*Prompt*
How many of the lines below contain "climatology"? Answer with that number alone.
┄┄┄┄┄┄┄┄┄┄┄┄┄┄┄┄┄┄┄┄
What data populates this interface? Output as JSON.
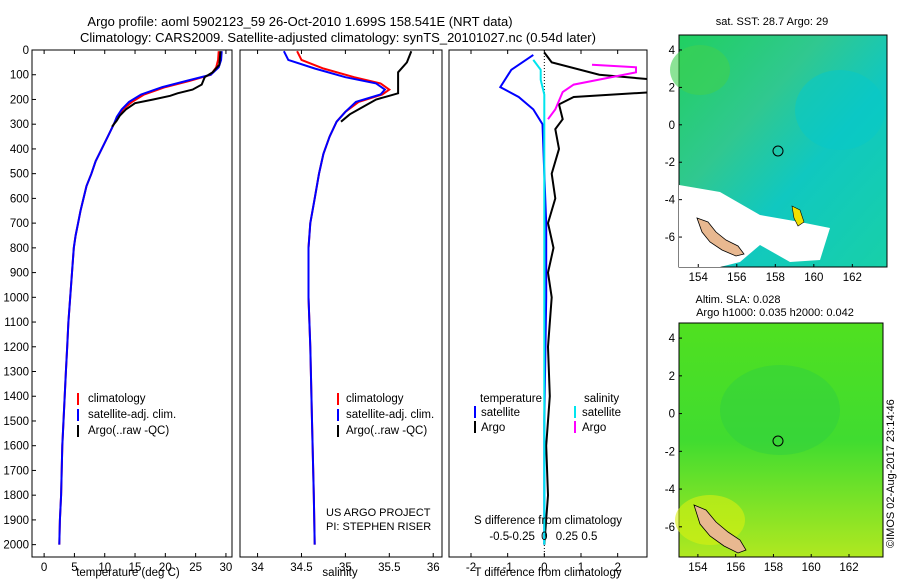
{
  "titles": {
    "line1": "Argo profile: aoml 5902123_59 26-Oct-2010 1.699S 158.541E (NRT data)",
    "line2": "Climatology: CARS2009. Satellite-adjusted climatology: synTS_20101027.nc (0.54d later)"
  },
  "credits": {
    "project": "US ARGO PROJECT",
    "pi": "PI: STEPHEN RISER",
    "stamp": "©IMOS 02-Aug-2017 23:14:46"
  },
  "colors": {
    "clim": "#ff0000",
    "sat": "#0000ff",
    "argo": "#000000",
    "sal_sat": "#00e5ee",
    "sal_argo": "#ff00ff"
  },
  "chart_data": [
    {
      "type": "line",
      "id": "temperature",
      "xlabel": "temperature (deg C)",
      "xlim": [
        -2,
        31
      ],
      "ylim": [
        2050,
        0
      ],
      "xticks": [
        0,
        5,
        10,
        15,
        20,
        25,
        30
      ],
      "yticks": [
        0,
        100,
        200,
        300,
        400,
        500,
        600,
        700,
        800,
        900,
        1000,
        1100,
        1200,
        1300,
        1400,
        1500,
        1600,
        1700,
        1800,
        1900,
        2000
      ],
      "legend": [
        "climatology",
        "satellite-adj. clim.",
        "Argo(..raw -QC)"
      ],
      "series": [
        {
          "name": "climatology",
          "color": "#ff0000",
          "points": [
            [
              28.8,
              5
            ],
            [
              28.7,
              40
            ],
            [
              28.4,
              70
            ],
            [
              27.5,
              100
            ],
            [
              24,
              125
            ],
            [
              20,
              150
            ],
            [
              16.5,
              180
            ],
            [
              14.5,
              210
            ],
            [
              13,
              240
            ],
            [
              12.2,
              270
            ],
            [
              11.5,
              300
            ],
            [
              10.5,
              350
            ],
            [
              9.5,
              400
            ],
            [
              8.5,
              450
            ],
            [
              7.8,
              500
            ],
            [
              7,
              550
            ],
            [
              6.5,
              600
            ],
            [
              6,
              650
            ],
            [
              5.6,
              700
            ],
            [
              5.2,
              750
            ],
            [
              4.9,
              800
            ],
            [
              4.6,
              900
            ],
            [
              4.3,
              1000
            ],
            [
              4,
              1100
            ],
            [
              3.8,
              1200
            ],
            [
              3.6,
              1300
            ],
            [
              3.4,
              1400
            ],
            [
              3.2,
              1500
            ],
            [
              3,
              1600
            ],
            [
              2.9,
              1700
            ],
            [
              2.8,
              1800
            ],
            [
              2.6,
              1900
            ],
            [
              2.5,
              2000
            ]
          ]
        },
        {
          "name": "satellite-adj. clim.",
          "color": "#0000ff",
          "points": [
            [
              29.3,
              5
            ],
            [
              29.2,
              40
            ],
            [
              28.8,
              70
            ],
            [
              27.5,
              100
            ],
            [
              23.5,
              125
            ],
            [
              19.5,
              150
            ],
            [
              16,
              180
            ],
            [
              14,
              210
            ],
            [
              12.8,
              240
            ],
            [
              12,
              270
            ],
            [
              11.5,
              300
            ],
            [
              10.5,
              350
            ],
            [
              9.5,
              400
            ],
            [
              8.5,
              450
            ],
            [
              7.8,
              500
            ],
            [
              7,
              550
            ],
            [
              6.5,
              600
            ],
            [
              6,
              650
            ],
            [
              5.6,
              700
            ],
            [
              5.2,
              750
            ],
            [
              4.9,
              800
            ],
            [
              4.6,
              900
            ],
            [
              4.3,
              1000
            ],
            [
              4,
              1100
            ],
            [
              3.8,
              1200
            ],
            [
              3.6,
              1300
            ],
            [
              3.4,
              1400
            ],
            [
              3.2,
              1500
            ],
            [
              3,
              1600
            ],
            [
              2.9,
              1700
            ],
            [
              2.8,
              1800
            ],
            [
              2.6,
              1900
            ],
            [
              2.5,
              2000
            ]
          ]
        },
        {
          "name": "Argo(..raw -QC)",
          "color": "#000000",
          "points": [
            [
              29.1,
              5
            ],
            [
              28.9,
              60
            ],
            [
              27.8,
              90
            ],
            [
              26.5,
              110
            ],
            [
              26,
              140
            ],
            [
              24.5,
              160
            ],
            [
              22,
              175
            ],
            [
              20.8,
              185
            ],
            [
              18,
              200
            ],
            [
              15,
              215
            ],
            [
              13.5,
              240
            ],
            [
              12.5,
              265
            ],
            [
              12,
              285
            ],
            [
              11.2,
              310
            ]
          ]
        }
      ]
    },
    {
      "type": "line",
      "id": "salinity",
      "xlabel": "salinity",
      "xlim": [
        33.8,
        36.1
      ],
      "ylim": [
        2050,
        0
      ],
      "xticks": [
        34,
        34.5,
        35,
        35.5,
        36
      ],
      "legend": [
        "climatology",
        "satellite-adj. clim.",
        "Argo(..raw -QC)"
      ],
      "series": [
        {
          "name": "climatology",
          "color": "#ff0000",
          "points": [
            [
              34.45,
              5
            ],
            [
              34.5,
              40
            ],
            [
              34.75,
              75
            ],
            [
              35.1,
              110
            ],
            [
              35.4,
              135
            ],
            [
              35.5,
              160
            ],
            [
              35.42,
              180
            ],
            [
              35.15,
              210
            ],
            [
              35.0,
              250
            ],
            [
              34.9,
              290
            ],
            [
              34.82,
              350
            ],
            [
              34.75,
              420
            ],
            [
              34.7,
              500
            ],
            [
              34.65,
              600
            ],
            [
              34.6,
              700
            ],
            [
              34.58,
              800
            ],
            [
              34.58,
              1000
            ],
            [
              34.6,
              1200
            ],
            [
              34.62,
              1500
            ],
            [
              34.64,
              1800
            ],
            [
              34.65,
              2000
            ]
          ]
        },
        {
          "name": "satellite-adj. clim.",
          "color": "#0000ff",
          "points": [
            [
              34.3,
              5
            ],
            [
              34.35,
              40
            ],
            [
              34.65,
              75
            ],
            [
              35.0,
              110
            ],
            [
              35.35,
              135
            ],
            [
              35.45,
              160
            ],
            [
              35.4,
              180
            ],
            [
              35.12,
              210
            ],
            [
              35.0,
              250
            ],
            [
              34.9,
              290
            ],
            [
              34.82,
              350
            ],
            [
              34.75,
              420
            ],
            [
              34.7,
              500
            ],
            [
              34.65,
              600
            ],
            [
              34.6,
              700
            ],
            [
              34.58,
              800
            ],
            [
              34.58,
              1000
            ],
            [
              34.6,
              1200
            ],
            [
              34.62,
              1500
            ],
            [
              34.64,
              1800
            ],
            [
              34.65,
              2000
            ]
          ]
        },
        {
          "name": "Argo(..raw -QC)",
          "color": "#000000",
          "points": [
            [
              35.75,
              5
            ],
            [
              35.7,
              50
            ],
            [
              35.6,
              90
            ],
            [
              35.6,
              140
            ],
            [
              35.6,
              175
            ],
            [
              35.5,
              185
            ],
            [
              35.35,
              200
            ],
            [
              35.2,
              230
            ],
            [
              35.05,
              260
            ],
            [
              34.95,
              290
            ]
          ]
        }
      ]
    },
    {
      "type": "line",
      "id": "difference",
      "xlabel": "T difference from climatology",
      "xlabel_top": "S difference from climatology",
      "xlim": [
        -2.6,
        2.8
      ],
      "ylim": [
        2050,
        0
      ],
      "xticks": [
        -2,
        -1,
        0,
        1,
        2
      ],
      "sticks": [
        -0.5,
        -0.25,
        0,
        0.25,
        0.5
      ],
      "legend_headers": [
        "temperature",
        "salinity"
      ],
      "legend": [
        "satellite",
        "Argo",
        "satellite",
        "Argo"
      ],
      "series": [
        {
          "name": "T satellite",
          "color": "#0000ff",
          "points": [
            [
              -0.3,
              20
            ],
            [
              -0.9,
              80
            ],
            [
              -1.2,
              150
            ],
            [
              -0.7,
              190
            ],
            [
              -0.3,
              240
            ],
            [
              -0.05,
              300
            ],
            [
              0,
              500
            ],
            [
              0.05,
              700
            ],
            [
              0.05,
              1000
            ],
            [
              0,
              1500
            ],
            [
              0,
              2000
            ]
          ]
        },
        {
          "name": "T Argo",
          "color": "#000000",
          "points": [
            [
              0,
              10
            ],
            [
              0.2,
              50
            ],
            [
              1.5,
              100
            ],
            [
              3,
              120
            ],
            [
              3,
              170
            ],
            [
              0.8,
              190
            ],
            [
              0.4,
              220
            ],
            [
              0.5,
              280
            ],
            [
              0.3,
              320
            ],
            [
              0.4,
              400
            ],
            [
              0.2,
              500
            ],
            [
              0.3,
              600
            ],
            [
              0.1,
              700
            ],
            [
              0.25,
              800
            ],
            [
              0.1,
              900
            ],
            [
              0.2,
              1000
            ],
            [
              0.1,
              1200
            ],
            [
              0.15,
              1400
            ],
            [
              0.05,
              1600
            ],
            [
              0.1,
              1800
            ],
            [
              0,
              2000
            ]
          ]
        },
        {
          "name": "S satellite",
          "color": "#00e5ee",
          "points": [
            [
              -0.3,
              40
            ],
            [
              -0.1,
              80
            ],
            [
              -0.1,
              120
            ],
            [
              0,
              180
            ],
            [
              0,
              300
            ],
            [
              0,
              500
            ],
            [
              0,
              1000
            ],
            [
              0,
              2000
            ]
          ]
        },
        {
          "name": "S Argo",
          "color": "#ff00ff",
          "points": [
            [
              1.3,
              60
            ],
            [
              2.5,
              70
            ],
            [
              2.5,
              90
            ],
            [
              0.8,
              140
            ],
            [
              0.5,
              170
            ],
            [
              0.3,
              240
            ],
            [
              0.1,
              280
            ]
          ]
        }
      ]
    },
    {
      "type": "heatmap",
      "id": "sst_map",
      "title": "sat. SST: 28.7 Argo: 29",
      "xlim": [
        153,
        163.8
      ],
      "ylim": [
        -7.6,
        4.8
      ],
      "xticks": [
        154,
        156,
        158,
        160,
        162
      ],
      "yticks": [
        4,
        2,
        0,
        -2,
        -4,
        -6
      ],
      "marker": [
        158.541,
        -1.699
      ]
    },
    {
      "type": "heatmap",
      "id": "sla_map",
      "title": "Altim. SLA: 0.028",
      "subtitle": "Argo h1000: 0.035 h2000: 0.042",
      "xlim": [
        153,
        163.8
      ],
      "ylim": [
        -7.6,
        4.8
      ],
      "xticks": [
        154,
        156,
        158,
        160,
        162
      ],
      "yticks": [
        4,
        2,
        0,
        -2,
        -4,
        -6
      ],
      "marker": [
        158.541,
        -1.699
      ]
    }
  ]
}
┄┄┄┄┄┄┄┄┄┄┄┄┄┄┄┄┄┄┄┄
*Expected output*
7